*TASK OBJECTIVE*. Find how many lines hold the word "this". Give only the number.

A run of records
+---+

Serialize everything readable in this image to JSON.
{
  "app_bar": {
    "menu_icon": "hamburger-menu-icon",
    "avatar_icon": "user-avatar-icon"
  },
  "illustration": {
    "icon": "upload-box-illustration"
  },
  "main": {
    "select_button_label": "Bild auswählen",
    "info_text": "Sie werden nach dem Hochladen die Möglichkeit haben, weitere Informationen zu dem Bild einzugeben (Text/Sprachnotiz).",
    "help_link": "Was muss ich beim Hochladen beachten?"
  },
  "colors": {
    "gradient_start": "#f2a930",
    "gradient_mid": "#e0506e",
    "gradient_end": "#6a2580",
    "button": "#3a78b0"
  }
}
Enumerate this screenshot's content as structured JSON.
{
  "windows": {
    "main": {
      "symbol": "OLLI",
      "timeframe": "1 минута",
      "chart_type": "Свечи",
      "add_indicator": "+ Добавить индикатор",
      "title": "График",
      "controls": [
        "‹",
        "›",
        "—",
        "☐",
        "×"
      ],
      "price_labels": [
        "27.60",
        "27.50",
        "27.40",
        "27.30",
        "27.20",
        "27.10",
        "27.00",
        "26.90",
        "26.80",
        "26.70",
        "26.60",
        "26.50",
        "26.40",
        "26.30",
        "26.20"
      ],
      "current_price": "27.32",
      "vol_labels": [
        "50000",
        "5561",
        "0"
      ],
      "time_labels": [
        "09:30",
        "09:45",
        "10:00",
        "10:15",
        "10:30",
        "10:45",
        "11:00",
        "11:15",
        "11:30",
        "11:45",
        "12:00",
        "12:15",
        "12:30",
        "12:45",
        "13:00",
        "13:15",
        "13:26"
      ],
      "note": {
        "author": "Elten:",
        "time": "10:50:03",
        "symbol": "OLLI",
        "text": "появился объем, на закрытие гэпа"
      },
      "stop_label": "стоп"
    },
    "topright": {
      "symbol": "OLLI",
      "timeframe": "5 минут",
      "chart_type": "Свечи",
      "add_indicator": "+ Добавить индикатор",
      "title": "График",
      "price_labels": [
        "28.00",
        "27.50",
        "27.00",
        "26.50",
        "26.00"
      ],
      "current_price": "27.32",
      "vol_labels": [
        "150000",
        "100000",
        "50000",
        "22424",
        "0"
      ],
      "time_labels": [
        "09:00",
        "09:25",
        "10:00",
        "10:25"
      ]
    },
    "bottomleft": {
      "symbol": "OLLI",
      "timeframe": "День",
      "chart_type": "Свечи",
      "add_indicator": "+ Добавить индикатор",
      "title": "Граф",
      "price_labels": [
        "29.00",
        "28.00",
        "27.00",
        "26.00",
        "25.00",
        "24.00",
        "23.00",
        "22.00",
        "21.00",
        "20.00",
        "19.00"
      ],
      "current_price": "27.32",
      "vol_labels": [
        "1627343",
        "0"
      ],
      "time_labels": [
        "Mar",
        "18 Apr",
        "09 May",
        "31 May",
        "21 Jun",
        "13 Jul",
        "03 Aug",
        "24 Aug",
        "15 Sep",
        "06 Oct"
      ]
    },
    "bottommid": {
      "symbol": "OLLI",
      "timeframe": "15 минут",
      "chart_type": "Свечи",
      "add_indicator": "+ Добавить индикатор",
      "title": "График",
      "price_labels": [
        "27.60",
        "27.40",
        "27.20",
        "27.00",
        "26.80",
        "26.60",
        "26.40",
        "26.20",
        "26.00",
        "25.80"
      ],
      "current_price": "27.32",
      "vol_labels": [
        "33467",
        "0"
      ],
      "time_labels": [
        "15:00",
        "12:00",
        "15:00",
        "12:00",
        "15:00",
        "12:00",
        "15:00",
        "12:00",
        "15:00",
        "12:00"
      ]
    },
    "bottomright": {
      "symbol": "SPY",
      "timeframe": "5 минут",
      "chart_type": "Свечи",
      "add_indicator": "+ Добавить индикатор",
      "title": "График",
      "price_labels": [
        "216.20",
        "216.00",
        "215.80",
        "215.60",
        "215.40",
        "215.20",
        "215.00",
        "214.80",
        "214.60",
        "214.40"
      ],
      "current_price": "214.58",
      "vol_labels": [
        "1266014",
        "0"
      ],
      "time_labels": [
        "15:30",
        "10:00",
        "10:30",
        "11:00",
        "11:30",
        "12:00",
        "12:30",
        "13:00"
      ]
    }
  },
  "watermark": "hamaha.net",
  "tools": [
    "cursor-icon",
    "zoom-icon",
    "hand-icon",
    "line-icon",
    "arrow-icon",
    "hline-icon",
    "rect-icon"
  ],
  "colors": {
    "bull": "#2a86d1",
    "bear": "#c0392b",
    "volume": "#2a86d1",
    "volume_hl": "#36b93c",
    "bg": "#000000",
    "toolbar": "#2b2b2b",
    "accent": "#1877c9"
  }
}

+---+

*RESPONSE*. 2